---- DATA ROWS

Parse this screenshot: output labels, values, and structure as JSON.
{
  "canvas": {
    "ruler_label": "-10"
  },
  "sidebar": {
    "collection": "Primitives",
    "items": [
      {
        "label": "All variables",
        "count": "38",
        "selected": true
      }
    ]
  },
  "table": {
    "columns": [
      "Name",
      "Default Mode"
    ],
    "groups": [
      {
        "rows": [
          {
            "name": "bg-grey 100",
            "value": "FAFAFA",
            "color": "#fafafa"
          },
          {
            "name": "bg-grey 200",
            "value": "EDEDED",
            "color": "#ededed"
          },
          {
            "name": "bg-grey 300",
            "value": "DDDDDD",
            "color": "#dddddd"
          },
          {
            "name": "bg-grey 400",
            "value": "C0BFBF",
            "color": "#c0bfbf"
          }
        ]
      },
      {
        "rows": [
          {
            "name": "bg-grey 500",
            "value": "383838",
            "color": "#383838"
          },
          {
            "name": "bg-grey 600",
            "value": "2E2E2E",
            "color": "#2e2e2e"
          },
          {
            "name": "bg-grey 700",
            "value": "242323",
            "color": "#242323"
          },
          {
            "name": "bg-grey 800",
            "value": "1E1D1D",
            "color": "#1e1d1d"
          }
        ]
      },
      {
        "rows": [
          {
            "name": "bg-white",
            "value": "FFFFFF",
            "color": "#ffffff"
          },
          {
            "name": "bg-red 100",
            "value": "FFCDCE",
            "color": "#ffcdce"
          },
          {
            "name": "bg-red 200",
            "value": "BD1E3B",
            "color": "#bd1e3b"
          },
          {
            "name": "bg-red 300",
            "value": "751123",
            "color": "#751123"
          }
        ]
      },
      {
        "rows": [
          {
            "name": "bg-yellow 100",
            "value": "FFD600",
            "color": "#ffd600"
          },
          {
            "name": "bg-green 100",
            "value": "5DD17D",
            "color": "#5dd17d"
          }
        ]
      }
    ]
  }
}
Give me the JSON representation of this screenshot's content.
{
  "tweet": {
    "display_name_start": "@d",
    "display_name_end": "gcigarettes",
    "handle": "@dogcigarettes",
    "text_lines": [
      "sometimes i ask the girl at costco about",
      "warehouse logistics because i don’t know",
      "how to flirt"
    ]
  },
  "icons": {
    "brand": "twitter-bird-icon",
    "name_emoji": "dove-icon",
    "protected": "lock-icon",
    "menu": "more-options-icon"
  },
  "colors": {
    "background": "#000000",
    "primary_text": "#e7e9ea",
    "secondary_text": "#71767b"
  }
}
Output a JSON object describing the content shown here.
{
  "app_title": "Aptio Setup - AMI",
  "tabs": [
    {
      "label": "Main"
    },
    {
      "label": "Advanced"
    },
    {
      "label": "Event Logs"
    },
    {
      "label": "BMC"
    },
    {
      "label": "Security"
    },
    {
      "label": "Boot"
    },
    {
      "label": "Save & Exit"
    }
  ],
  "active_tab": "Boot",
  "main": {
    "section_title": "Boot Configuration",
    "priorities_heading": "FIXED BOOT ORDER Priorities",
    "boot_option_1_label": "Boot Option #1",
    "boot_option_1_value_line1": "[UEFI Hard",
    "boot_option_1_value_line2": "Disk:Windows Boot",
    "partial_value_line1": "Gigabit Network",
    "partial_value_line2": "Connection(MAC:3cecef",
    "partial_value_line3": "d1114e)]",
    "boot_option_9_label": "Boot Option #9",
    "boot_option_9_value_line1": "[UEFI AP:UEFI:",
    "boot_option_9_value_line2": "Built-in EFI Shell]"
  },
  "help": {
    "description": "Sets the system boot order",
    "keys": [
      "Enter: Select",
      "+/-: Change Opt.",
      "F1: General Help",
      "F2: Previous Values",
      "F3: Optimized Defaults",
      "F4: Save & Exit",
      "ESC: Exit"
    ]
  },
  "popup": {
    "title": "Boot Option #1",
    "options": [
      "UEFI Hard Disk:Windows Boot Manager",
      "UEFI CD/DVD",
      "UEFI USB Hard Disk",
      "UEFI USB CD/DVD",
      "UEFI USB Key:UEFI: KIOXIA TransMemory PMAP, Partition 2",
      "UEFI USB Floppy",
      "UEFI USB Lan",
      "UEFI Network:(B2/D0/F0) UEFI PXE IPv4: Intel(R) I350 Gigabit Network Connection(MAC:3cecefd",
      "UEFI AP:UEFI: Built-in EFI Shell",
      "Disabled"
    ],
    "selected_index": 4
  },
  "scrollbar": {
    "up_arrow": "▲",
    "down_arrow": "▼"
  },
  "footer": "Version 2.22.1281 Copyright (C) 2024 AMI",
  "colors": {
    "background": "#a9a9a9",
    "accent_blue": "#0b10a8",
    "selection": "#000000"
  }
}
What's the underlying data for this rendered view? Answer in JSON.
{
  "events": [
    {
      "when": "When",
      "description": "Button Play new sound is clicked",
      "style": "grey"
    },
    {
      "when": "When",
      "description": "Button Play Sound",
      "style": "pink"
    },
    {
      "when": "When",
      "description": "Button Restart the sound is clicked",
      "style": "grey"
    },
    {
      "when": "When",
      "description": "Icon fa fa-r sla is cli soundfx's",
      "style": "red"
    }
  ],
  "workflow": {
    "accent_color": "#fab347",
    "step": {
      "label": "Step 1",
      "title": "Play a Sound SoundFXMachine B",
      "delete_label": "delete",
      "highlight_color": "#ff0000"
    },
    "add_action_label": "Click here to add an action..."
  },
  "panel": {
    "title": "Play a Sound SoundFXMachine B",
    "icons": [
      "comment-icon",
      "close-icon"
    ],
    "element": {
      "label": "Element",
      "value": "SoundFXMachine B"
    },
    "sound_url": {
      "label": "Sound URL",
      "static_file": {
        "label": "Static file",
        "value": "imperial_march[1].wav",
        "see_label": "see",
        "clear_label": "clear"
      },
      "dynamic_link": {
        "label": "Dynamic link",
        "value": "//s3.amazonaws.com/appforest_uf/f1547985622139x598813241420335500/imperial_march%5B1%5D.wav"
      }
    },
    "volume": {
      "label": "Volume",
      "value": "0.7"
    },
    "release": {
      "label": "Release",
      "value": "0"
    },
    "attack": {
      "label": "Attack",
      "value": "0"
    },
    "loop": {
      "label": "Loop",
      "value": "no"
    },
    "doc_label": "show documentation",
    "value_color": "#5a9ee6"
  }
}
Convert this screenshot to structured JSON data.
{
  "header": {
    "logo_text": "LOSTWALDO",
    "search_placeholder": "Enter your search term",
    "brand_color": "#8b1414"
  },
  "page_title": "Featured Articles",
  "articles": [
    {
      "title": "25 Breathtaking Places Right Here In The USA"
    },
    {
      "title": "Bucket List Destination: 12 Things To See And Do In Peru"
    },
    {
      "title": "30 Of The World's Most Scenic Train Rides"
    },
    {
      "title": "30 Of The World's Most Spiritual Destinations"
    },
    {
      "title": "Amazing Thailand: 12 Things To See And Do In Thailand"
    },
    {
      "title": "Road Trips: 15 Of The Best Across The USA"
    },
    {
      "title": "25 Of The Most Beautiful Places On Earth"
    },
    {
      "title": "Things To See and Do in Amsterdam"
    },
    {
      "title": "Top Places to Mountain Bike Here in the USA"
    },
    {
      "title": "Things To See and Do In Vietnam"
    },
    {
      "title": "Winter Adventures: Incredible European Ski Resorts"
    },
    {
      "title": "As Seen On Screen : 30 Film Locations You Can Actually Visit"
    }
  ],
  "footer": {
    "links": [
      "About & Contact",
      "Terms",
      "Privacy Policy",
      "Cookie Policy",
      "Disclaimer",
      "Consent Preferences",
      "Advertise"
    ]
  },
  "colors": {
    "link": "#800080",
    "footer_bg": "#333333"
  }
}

--------

**THE EXERCISE:** Identify each line in the entries with the word "Windows" and copy it.

**RESPONSE TO THE EXERCISE:**
    "boot_option_1_value_line2": "Disk:Windows Boot",
      "UEFI Hard Disk:Windows Boot Manager",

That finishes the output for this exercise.